Set exercise => Leave the pictures out and transcribe every record exactly.

Records from a data source =>
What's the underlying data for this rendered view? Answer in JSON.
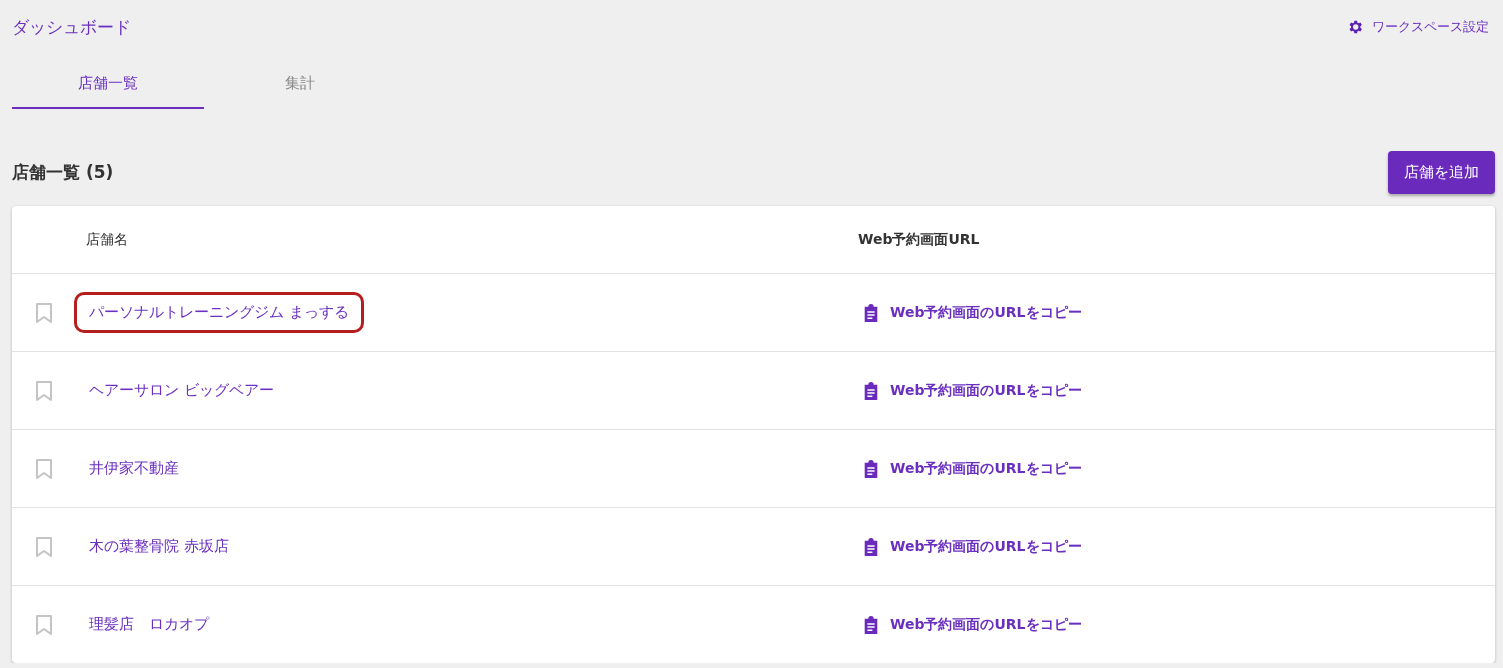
{
  "header": {
    "title": "ダッシュボード",
    "settings_link": "ワークスペース設定"
  },
  "tabs": [
    {
      "label": "店舗一覧",
      "selected": true
    },
    {
      "label": "集計",
      "selected": false
    }
  ],
  "section": {
    "title": "店舗一覧 (5)",
    "add_button": "店舗を追加"
  },
  "table": {
    "columns": [
      "店舗名",
      "Web予約画面URL"
    ],
    "rows": [
      {
        "name": "パーソナルトレーニングジム まっする",
        "bookmarked": false,
        "highlighted": true,
        "link": "Web予約画面のURLをコピー"
      },
      {
        "name": "ヘアーサロン ビッグベアー",
        "bookmarked": false,
        "highlighted": false,
        "link": "Web予約画面のURLをコピー"
      },
      {
        "name": "井伊家不動産",
        "bookmarked": false,
        "highlighted": false,
        "link": "Web予約画面のURLをコピー"
      },
      {
        "name": "木の葉整骨院 赤坂店",
        "bookmarked": false,
        "highlighted": false,
        "link": "Web予約画面のURLをコピー"
      },
      {
        "name": "理髪店　ロカオプ",
        "bookmarked": false,
        "highlighted": false,
        "link": "Web予約画面のURLをコピー"
      }
    ]
  }
}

Written answer =>
What's the underlying data for this rendered view? Answer in JSON.
{
  "header": {
    "title": "ダッシュボード",
    "settings_link": "ワークスペース設定"
  },
  "tabs": [
    {
      "label": "店舗一覧",
      "selected": true
    },
    {
      "label": "集計",
      "selected": false
    }
  ],
  "section": {
    "title": "店舗一覧 (5)",
    "add_button": "店舗を追加"
  },
  "table": {
    "columns": [
      "店舗名",
      "Web予約画面URL"
    ],
    "rows": [
      {
        "name": "パーソナルトレーニングジム まっする",
        "bookmarked": false,
        "highlighted": true,
        "link": "Web予約画面のURLをコピー"
      },
      {
        "name": "ヘアーサロン ビッグベアー",
        "bookmarked": false,
        "highlighted": false,
        "link": "Web予約画面のURLをコピー"
      },
      {
        "name": "井伊家不動産",
        "bookmarked": false,
        "highlighted": false,
        "link": "Web予約画面のURLをコピー"
      },
      {
        "name": "木の葉整骨院 赤坂店",
        "bookmarked": false,
        "highlighted": false,
        "link": "Web予約画面のURLをコピー"
      },
      {
        "name": "理髪店　ロカオプ",
        "bookmarked": false,
        "highlighted": false,
        "link": "Web予約画面のURLをコピー"
      }
    ]
  }
}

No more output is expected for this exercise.